**JOB:** Find every line in the records below that holds the word "girin" and copy it.

-- start of SUPPLIED ENTRIES --

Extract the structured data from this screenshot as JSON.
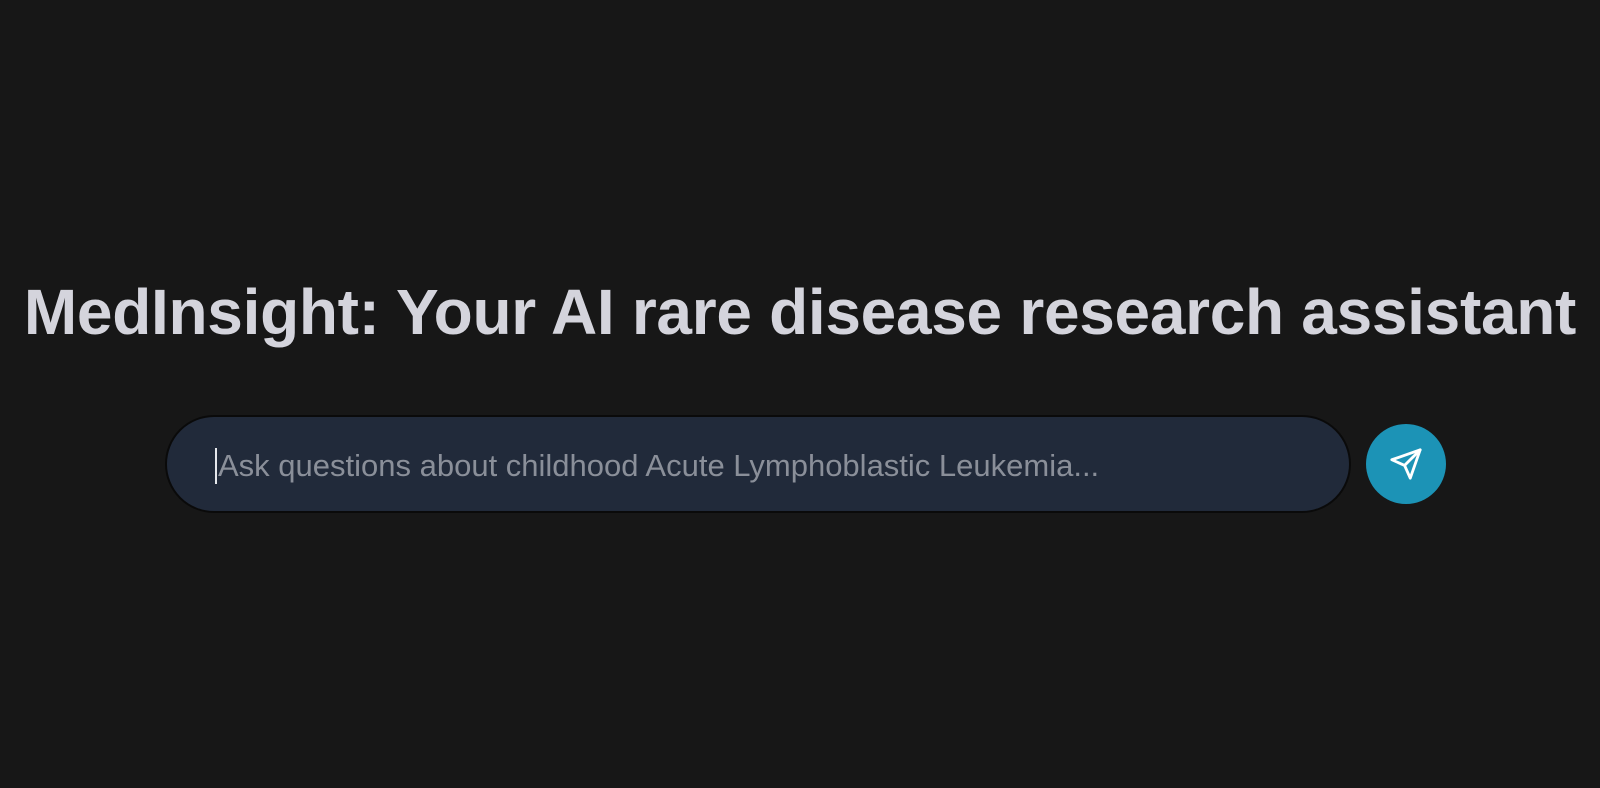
{
  "header": {
    "title": "MedInsight: Your AI rare disease research assistant"
  },
  "search": {
    "value": "",
    "placeholder": "Ask questions about childhood Acute Lymphoblastic Leukemia..."
  },
  "send_button": {
    "icon": "send-icon",
    "color": "#1c93b6"
  },
  "colors": {
    "background": "#171717",
    "input_background": "#212a3a",
    "title_text": "#d4d4dc"
  }
}
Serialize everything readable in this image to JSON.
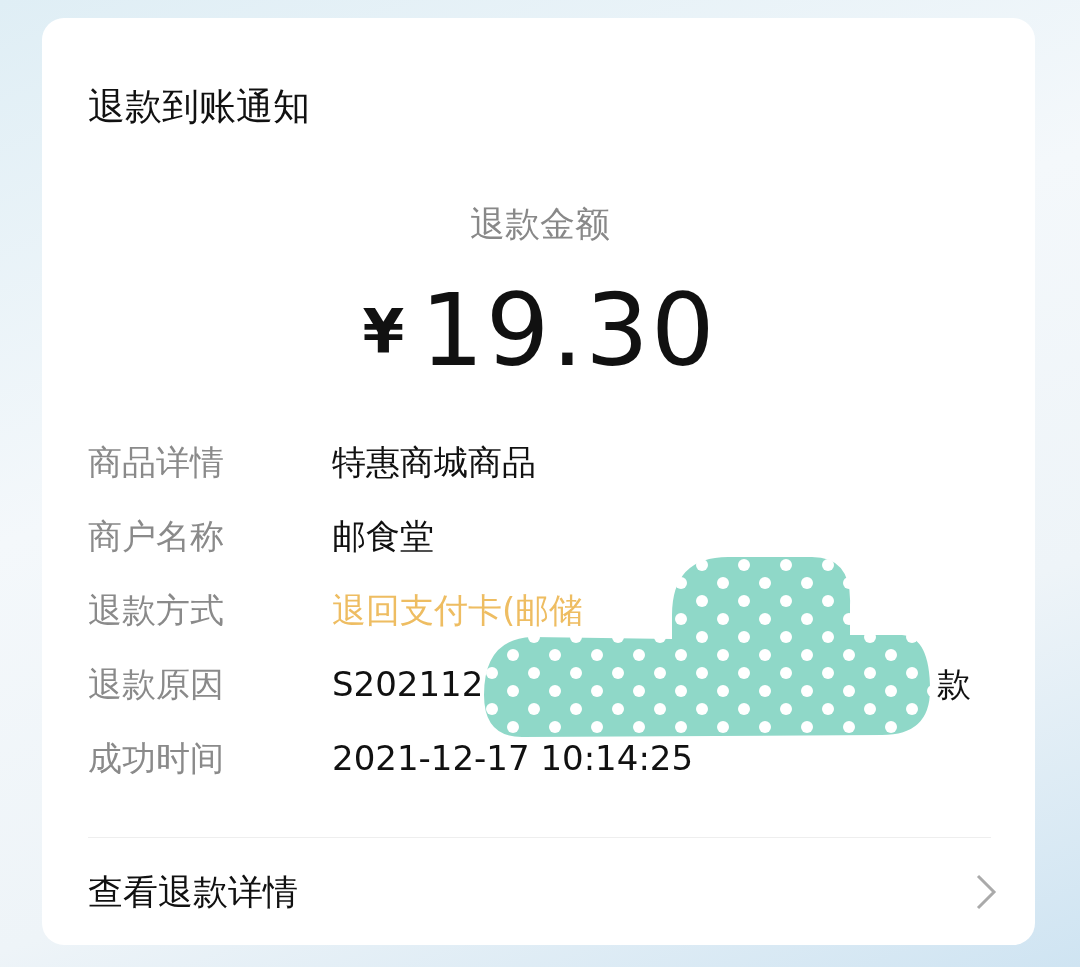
{
  "card": {
    "title": "退款到账通知",
    "amount_label": "退款金额",
    "amount": {
      "currency": "¥",
      "value": "19.30"
    },
    "details": [
      {
        "kind": "plain",
        "label": "商品详情",
        "value": "特惠商城商品"
      },
      {
        "kind": "plain",
        "label": "商户名称",
        "value": "邮食堂"
      },
      {
        "kind": "highlight",
        "label": "退款方式",
        "value": "退回支付卡(邮储"
      },
      {
        "kind": "split",
        "label": "退款原因",
        "value": "S202112",
        "value_end": "款"
      },
      {
        "kind": "plain",
        "label": "成功时间",
        "value": "2021-12-17 10:14:25"
      }
    ],
    "footer_link": "查看退款详情"
  }
}
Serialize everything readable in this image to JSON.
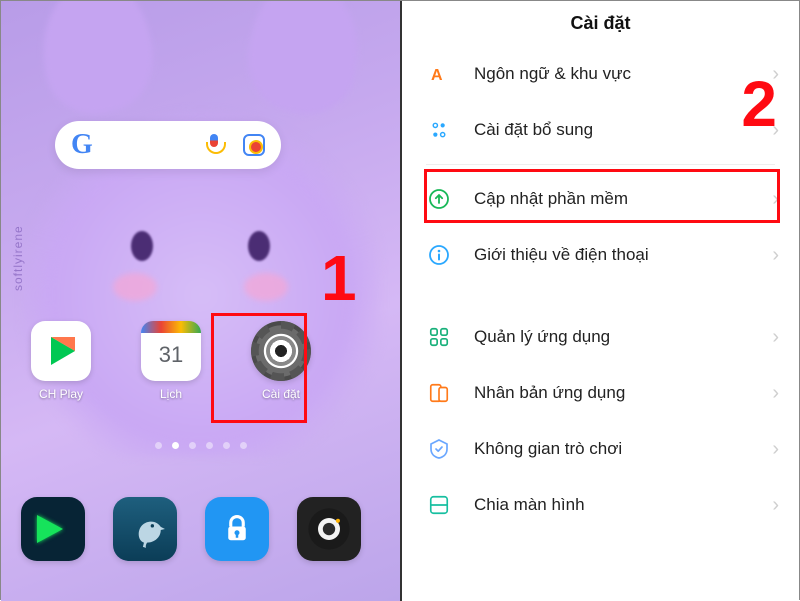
{
  "homescreen": {
    "watermark": "softlyirene",
    "search": {
      "placeholder": ""
    },
    "apps": [
      {
        "label": "CH Play"
      },
      {
        "label": "Lịch",
        "dayNumber": "31"
      },
      {
        "label": "Cài đặt"
      }
    ],
    "page_dots": {
      "count": 6,
      "active": 1
    }
  },
  "settings": {
    "title": "Cài đặt",
    "rows": [
      {
        "key": "language",
        "label": "Ngôn ngữ & khu vực"
      },
      {
        "key": "more",
        "label": "Cài đặt bổ sung"
      },
      {
        "key": "update",
        "label": "Cập nhật phần mềm"
      },
      {
        "key": "about",
        "label": "Giới thiệu về điện thoại"
      },
      {
        "key": "apps",
        "label": "Quản lý ứng dụng"
      },
      {
        "key": "clone",
        "label": "Nhân bản ứng dụng"
      },
      {
        "key": "game",
        "label": "Không gian trò chơi"
      },
      {
        "key": "split",
        "label": "Chia màn hình"
      }
    ]
  },
  "annotations": {
    "step1": "1",
    "step2": "2"
  }
}
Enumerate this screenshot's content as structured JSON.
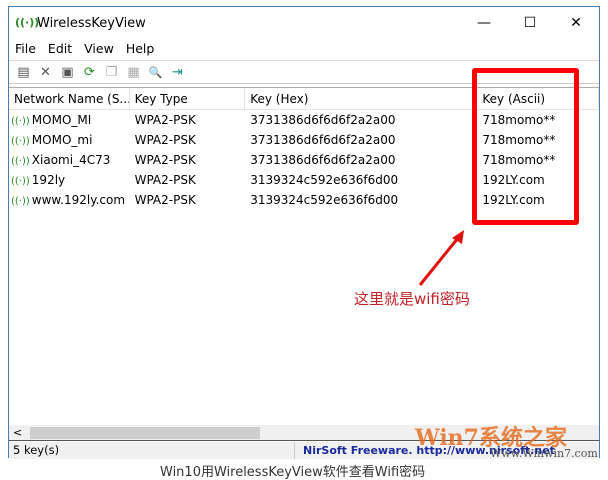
{
  "window": {
    "title": "WirelessKeyView",
    "minimize": "—",
    "maximize": "☐",
    "close": "✕"
  },
  "menu": [
    "File",
    "Edit",
    "View",
    "Help"
  ],
  "toolbar": [
    {
      "icon": "properties-icon",
      "glyph": "▤"
    },
    {
      "icon": "delete-icon",
      "glyph": "✕"
    },
    {
      "icon": "save-icon",
      "glyph": "▣"
    },
    {
      "icon": "refresh-icon",
      "glyph": "⟳"
    },
    {
      "icon": "copy-icon",
      "glyph": "❐"
    },
    {
      "icon": "paste-icon",
      "glyph": "▦"
    },
    {
      "icon": "find-icon",
      "glyph": "🔍"
    },
    {
      "icon": "exit-icon",
      "glyph": "⇥"
    }
  ],
  "columns": [
    "Network Name (S...",
    "Key Type",
    "Key (Hex)",
    "Key (Ascii)"
  ],
  "rows": [
    [
      "MOMO_MI",
      "WPA2-PSK",
      "3731386d6f6d6f2a2a00",
      "718momo**"
    ],
    [
      "MOMO_mi",
      "WPA2-PSK",
      "3731386d6f6d6f2a2a00",
      "718momo**"
    ],
    [
      "Xiaomi_4C73",
      "WPA2-PSK",
      "3731386d6f6d6f2a2a00",
      "718momo**"
    ],
    [
      "192ly",
      "WPA2-PSK",
      "3139324c592e636f6d00",
      "192LY.com"
    ],
    [
      "www.192ly.com",
      "WPA2-PSK",
      "3139324c592e636f6d00",
      "192LY.com"
    ]
  ],
  "status": {
    "count": "5 key(s)",
    "link": "NirSoft Freeware.  http://www.nirsoft.net"
  },
  "annotation": "这里就是wifi密码",
  "caption": "Win10用WirelessKeyView软件查看Wifi密码",
  "watermark": {
    "brand": "Win7系统之家",
    "url": "Www.Winwin7.com"
  }
}
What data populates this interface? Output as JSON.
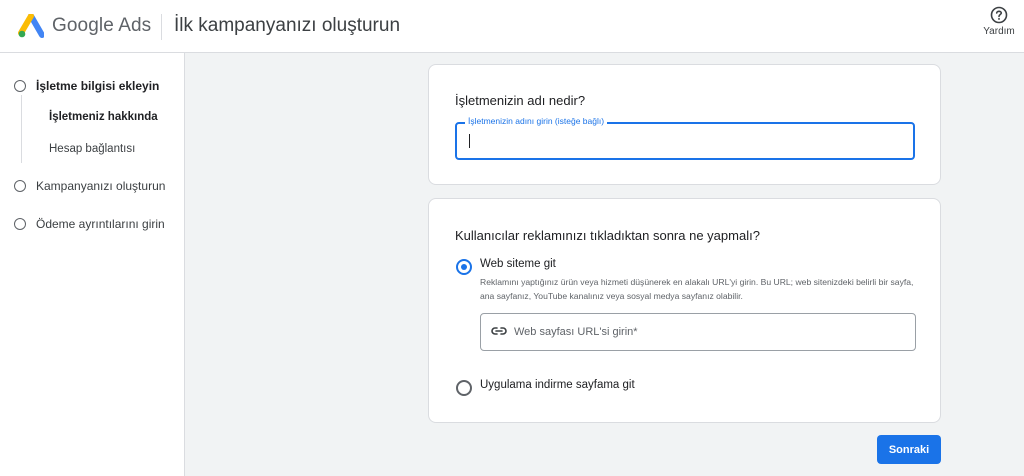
{
  "header": {
    "brand": "Google Ads",
    "title": "İlk kampanyanızı oluşturun",
    "help_label": "Yardım",
    "colors": {
      "blue": "#4285f4",
      "yellow": "#fbbc04",
      "green": "#34a853"
    }
  },
  "sidebar": {
    "steps": [
      {
        "label": "İşletme bilgisi ekleyin",
        "active": true
      },
      {
        "label": "Kampanyanızı oluşturun",
        "active": false
      },
      {
        "label": "Ödeme ayrıntılarını girin",
        "active": false
      }
    ],
    "substeps": [
      {
        "label": "İşletmeniz hakkında",
        "active": true
      },
      {
        "label": "Hesap bağlantısı",
        "active": false
      }
    ]
  },
  "business_card": {
    "question": "İşletmenizin adı nedir?",
    "field_label": "İşletmenizin adını girin (isteğe bağlı)",
    "field_value": ""
  },
  "action_card": {
    "question": "Kullanıcılar reklamınızı tıkladıktan sonra ne yapmalı?",
    "options": [
      {
        "label": "Web siteme git",
        "selected": true,
        "description": "Reklamını yaptığınız ürün veya hizmeti düşünerek en alakalı URL'yi girin. Bu URL; web sitenizdeki belirli bir sayfa, ana sayfanız, YouTube kanalınız veya sosyal medya sayfanız olabilir.",
        "url_placeholder": "Web sayfası URL'si girin*",
        "link_icon": "link-icon"
      },
      {
        "label": "Uygulama indirme sayfama git",
        "selected": false
      }
    ]
  },
  "footer": {
    "next_label": "Sonraki",
    "accent": "#1a73e8"
  }
}
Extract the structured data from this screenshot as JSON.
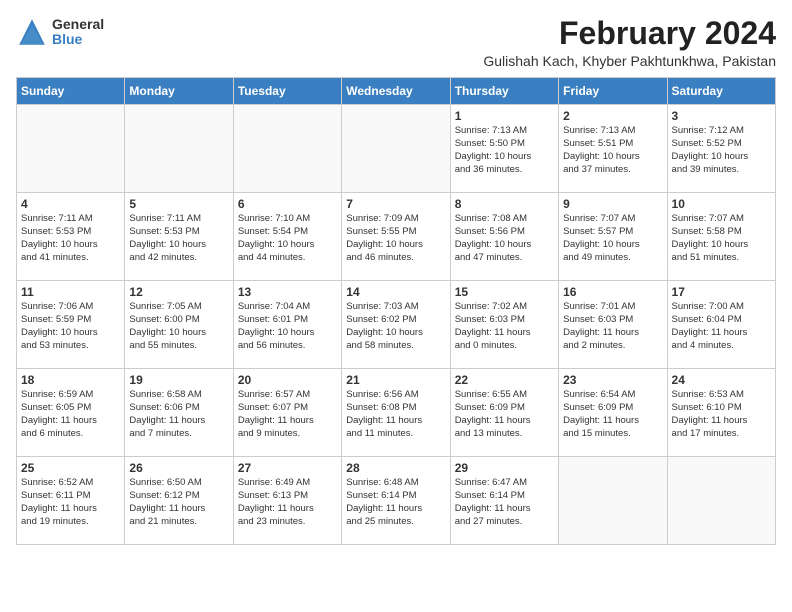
{
  "logo": {
    "general": "General",
    "blue": "Blue"
  },
  "title": "February 2024",
  "subtitle": "Gulishah Kach, Khyber Pakhtunkhwa, Pakistan",
  "days_of_week": [
    "Sunday",
    "Monday",
    "Tuesday",
    "Wednesday",
    "Thursday",
    "Friday",
    "Saturday"
  ],
  "weeks": [
    [
      {
        "day": "",
        "info": ""
      },
      {
        "day": "",
        "info": ""
      },
      {
        "day": "",
        "info": ""
      },
      {
        "day": "",
        "info": ""
      },
      {
        "day": "1",
        "info": "Sunrise: 7:13 AM\nSunset: 5:50 PM\nDaylight: 10 hours\nand 36 minutes."
      },
      {
        "day": "2",
        "info": "Sunrise: 7:13 AM\nSunset: 5:51 PM\nDaylight: 10 hours\nand 37 minutes."
      },
      {
        "day": "3",
        "info": "Sunrise: 7:12 AM\nSunset: 5:52 PM\nDaylight: 10 hours\nand 39 minutes."
      }
    ],
    [
      {
        "day": "4",
        "info": "Sunrise: 7:11 AM\nSunset: 5:53 PM\nDaylight: 10 hours\nand 41 minutes."
      },
      {
        "day": "5",
        "info": "Sunrise: 7:11 AM\nSunset: 5:53 PM\nDaylight: 10 hours\nand 42 minutes."
      },
      {
        "day": "6",
        "info": "Sunrise: 7:10 AM\nSunset: 5:54 PM\nDaylight: 10 hours\nand 44 minutes."
      },
      {
        "day": "7",
        "info": "Sunrise: 7:09 AM\nSunset: 5:55 PM\nDaylight: 10 hours\nand 46 minutes."
      },
      {
        "day": "8",
        "info": "Sunrise: 7:08 AM\nSunset: 5:56 PM\nDaylight: 10 hours\nand 47 minutes."
      },
      {
        "day": "9",
        "info": "Sunrise: 7:07 AM\nSunset: 5:57 PM\nDaylight: 10 hours\nand 49 minutes."
      },
      {
        "day": "10",
        "info": "Sunrise: 7:07 AM\nSunset: 5:58 PM\nDaylight: 10 hours\nand 51 minutes."
      }
    ],
    [
      {
        "day": "11",
        "info": "Sunrise: 7:06 AM\nSunset: 5:59 PM\nDaylight: 10 hours\nand 53 minutes."
      },
      {
        "day": "12",
        "info": "Sunrise: 7:05 AM\nSunset: 6:00 PM\nDaylight: 10 hours\nand 55 minutes."
      },
      {
        "day": "13",
        "info": "Sunrise: 7:04 AM\nSunset: 6:01 PM\nDaylight: 10 hours\nand 56 minutes."
      },
      {
        "day": "14",
        "info": "Sunrise: 7:03 AM\nSunset: 6:02 PM\nDaylight: 10 hours\nand 58 minutes."
      },
      {
        "day": "15",
        "info": "Sunrise: 7:02 AM\nSunset: 6:03 PM\nDaylight: 11 hours\nand 0 minutes."
      },
      {
        "day": "16",
        "info": "Sunrise: 7:01 AM\nSunset: 6:03 PM\nDaylight: 11 hours\nand 2 minutes."
      },
      {
        "day": "17",
        "info": "Sunrise: 7:00 AM\nSunset: 6:04 PM\nDaylight: 11 hours\nand 4 minutes."
      }
    ],
    [
      {
        "day": "18",
        "info": "Sunrise: 6:59 AM\nSunset: 6:05 PM\nDaylight: 11 hours\nand 6 minutes."
      },
      {
        "day": "19",
        "info": "Sunrise: 6:58 AM\nSunset: 6:06 PM\nDaylight: 11 hours\nand 7 minutes."
      },
      {
        "day": "20",
        "info": "Sunrise: 6:57 AM\nSunset: 6:07 PM\nDaylight: 11 hours\nand 9 minutes."
      },
      {
        "day": "21",
        "info": "Sunrise: 6:56 AM\nSunset: 6:08 PM\nDaylight: 11 hours\nand 11 minutes."
      },
      {
        "day": "22",
        "info": "Sunrise: 6:55 AM\nSunset: 6:09 PM\nDaylight: 11 hours\nand 13 minutes."
      },
      {
        "day": "23",
        "info": "Sunrise: 6:54 AM\nSunset: 6:09 PM\nDaylight: 11 hours\nand 15 minutes."
      },
      {
        "day": "24",
        "info": "Sunrise: 6:53 AM\nSunset: 6:10 PM\nDaylight: 11 hours\nand 17 minutes."
      }
    ],
    [
      {
        "day": "25",
        "info": "Sunrise: 6:52 AM\nSunset: 6:11 PM\nDaylight: 11 hours\nand 19 minutes."
      },
      {
        "day": "26",
        "info": "Sunrise: 6:50 AM\nSunset: 6:12 PM\nDaylight: 11 hours\nand 21 minutes."
      },
      {
        "day": "27",
        "info": "Sunrise: 6:49 AM\nSunset: 6:13 PM\nDaylight: 11 hours\nand 23 minutes."
      },
      {
        "day": "28",
        "info": "Sunrise: 6:48 AM\nSunset: 6:14 PM\nDaylight: 11 hours\nand 25 minutes."
      },
      {
        "day": "29",
        "info": "Sunrise: 6:47 AM\nSunset: 6:14 PM\nDaylight: 11 hours\nand 27 minutes."
      },
      {
        "day": "",
        "info": ""
      },
      {
        "day": "",
        "info": ""
      }
    ]
  ]
}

-- end of SUPPLIED ENTRIES --

**EXERCISE OUTPUT:**
        "label": "Ödeme ayrıntılarını girin",
    "field_label": "İşletmenizin adını girin (isteğe bağlı)",
        "description": "Reklamını yaptığınız ürün veya hizmeti düşünerek en alakalı URL'yi girin. Bu URL; web sitenizdeki belirli bir sayfa, ana sayfanız, YouTube kanalınız veya sosyal medya sayfanız olabilir.",
        "url_placeholder": "Web sayfası URL'si girin*",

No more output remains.